## How to complete this task:
Reproduce all of the entries below exactly, without images.

----- Data provided

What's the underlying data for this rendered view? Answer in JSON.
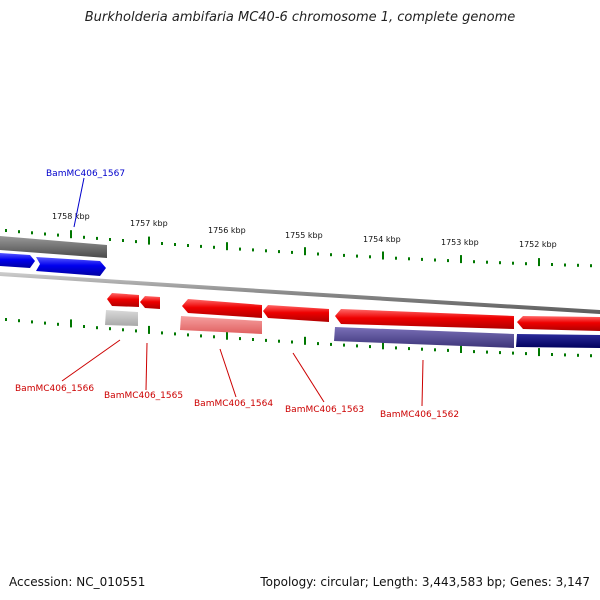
{
  "title": "Burkholderia ambifaria MC40-6 chromosome 1, complete genome",
  "footer": {
    "accession": "Accession: NC_010551",
    "summary": "Topology: circular; Length: 3,443,583 bp; Genes: 3,147"
  },
  "colors": {
    "forward_gene": "#0000ee",
    "reverse_gene": "#ee0000",
    "tick": "#006600",
    "backbone": "#888888"
  },
  "scale_labels": [
    "1758 kbp",
    "1757 kbp",
    "1756 kbp",
    "1755 kbp",
    "1754 kbp",
    "1753 kbp",
    "1752 kbp"
  ],
  "genes": [
    {
      "id": "BamMC406_1567",
      "strand": "forward"
    },
    {
      "id": "BamMC406_1566",
      "strand": "reverse"
    },
    {
      "id": "BamMC406_1565",
      "strand": "reverse"
    },
    {
      "id": "BamMC406_1564",
      "strand": "reverse"
    },
    {
      "id": "BamMC406_1563",
      "strand": "reverse"
    },
    {
      "id": "BamMC406_1562",
      "strand": "reverse"
    }
  ]
}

----------

## Solution:
What's the underlying data for this rendered view? Answer in JSON.
{
  "title": "Burkholderia ambifaria MC40-6 chromosome 1, complete genome",
  "footer": {
    "accession": "Accession: NC_010551",
    "summary": "Topology: circular; Length: 3,443,583 bp; Genes: 3,147"
  },
  "colors": {
    "forward_gene": "#0000ee",
    "reverse_gene": "#ee0000",
    "tick": "#006600",
    "backbone": "#888888"
  },
  "scale_labels": [
    "1758 kbp",
    "1757 kbp",
    "1756 kbp",
    "1755 kbp",
    "1754 kbp",
    "1753 kbp",
    "1752 kbp"
  ],
  "genes": [
    {
      "id": "BamMC406_1567",
      "strand": "forward"
    },
    {
      "id": "BamMC406_1566",
      "strand": "reverse"
    },
    {
      "id": "BamMC406_1565",
      "strand": "reverse"
    },
    {
      "id": "BamMC406_1564",
      "strand": "reverse"
    },
    {
      "id": "BamMC406_1563",
      "strand": "reverse"
    },
    {
      "id": "BamMC406_1562",
      "strand": "reverse"
    }
  ]
}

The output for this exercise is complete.